DIRECTIONS:
Retype every line of the entries below without any changes.

Entries showing where elements appear:
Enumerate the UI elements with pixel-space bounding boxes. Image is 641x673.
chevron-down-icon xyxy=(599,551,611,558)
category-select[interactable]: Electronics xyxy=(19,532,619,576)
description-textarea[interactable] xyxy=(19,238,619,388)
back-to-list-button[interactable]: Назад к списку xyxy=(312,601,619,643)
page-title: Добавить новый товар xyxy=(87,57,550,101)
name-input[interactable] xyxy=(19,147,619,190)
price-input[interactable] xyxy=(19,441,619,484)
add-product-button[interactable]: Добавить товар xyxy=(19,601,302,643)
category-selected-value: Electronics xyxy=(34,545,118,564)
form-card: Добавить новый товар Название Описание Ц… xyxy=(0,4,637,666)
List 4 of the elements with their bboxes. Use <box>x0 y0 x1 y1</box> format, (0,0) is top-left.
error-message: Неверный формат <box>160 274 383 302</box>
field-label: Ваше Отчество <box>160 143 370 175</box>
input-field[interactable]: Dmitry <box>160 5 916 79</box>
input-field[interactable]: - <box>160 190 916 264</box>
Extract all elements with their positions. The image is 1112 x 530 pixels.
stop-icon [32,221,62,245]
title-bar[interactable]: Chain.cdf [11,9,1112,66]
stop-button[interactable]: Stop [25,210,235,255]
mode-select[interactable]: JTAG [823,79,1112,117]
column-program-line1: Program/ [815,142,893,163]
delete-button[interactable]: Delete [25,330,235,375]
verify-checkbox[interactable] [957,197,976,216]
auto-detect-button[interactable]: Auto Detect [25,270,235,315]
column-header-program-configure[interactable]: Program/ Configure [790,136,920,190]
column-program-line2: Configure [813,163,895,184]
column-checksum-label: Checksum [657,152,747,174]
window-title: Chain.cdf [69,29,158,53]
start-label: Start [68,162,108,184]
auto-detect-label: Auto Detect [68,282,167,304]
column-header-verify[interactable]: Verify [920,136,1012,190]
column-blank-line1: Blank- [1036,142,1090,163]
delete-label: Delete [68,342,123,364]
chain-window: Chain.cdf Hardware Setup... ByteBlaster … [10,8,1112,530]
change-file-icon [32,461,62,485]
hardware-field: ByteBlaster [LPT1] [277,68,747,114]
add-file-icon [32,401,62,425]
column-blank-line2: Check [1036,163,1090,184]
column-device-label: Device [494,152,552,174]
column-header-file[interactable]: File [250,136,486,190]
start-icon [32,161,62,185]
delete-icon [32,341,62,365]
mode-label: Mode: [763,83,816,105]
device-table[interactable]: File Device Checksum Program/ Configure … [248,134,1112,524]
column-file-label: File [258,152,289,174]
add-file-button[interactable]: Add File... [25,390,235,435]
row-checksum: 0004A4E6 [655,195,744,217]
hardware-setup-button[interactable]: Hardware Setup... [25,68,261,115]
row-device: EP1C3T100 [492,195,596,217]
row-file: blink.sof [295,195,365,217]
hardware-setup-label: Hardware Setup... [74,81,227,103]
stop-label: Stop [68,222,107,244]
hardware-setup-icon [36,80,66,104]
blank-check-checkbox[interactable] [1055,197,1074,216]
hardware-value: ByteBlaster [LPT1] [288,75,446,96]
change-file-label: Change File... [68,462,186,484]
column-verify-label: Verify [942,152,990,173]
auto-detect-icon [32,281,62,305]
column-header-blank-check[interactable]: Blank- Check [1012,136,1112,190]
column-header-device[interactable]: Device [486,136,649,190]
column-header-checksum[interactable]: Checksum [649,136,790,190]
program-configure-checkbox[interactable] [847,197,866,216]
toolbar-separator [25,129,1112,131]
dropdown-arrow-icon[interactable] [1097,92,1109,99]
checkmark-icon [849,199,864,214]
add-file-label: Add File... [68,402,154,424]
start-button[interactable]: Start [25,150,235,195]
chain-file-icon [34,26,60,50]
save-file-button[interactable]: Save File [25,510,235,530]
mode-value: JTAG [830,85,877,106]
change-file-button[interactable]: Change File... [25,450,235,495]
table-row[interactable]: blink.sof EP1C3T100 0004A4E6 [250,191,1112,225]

RESPONSE BELOW:
Enumerate the UI elements with pixel-space bounding boxes. Image is 641x673.
chevron-down-icon xyxy=(599,551,611,558)
category-select[interactable]: Electronics xyxy=(19,532,619,576)
description-textarea[interactable] xyxy=(19,238,619,388)
back-to-list-button[interactable]: Назад к списку xyxy=(312,601,619,643)
page-title: Добавить новый товар xyxy=(87,57,550,101)
name-input[interactable] xyxy=(19,147,619,190)
price-input[interactable] xyxy=(19,441,619,484)
add-product-button[interactable]: Добавить товар xyxy=(19,601,302,643)
category-selected-value: Electronics xyxy=(34,545,118,564)
form-card: Добавить новый товар Название Описание Ц… xyxy=(0,4,637,666)
List 4 of the elements with their bboxes. Use <box>x0 y0 x1 y1</box> format, (0,0) is top-left.
error-message: Неверный формат <box>160 274 383 302</box>
field-label: Ваше Отчество <box>160 143 370 175</box>
input-field[interactable]: Dmitry <box>160 5 916 79</box>
input-field[interactable]: - <box>160 190 916 264</box>
Extract all elements with their positions. The image is 1112 x 530 pixels.
stop-icon [32,221,62,245]
title-bar[interactable]: Chain.cdf [11,9,1112,66]
stop-button[interactable]: Stop [25,210,235,255]
mode-select[interactable]: JTAG [823,79,1112,117]
column-program-line1: Program/ [815,142,893,163]
delete-button[interactable]: Delete [25,330,235,375]
verify-checkbox[interactable] [957,197,976,216]
auto-detect-button[interactable]: Auto Detect [25,270,235,315]
column-header-program-configure[interactable]: Program/ Configure [790,136,920,190]
column-program-line2: Configure [813,163,895,184]
column-checksum-label: Checksum [657,152,747,174]
window-title: Chain.cdf [69,29,158,53]
start-label: Start [68,162,108,184]
auto-detect-label: Auto Detect [68,282,167,304]
column-header-verify[interactable]: Verify [920,136,1012,190]
column-blank-line1: Blank- [1036,142,1090,163]
delete-label: Delete [68,342,123,364]
chain-window: Chain.cdf Hardware Setup... ByteBlaster … [10,8,1112,530]
change-file-icon [32,461,62,485]
hardware-field: ByteBlaster [LPT1] [277,68,747,114]
add-file-icon [32,401,62,425]
column-blank-line2: Check [1036,163,1090,184]
column-device-label: Device [494,152,552,174]
column-header-file[interactable]: File [250,136,486,190]
start-icon [32,161,62,185]
delete-icon [32,341,62,365]
mode-label: Mode: [763,83,816,105]
device-table[interactable]: File Device Checksum Program/ Configure … [248,134,1112,524]
column-file-label: File [258,152,289,174]
add-file-button[interactable]: Add File... [25,390,235,435]
row-checksum: 0004A4E6 [655,195,744,217]
hardware-setup-button[interactable]: Hardware Setup... [25,68,261,115]
row-device: EP1C3T100 [492,195,596,217]
row-file: blink.sof [295,195,365,217]
hardware-setup-label: Hardware Setup... [74,81,227,103]
stop-label: Stop [68,222,107,244]
hardware-setup-icon [36,80,66,104]
blank-check-checkbox[interactable] [1055,197,1074,216]
hardware-value: ByteBlaster [LPT1] [288,75,446,96]
change-file-label: Change File... [68,462,186,484]
column-verify-label: Verify [942,152,990,173]
auto-detect-icon [32,281,62,305]
column-header-blank-check[interactable]: Blank- Check [1012,136,1112,190]
column-header-device[interactable]: Device [486,136,649,190]
column-header-checksum[interactable]: Checksum [649,136,790,190]
program-configure-checkbox[interactable] [847,197,866,216]
toolbar-separator [25,129,1112,131]
dropdown-arrow-icon[interactable] [1097,92,1109,99]
checkmark-icon [849,199,864,214]
add-file-label: Add File... [68,402,154,424]
start-button[interactable]: Start [25,150,235,195]
chain-file-icon [34,26,60,50]
save-file-button[interactable]: Save File [25,510,235,530]
mode-value: JTAG [830,85,877,106]
change-file-button[interactable]: Change File... [25,450,235,495]
table-row[interactable]: blink.sof EP1C3T100 0004A4E6 [250,191,1112,225]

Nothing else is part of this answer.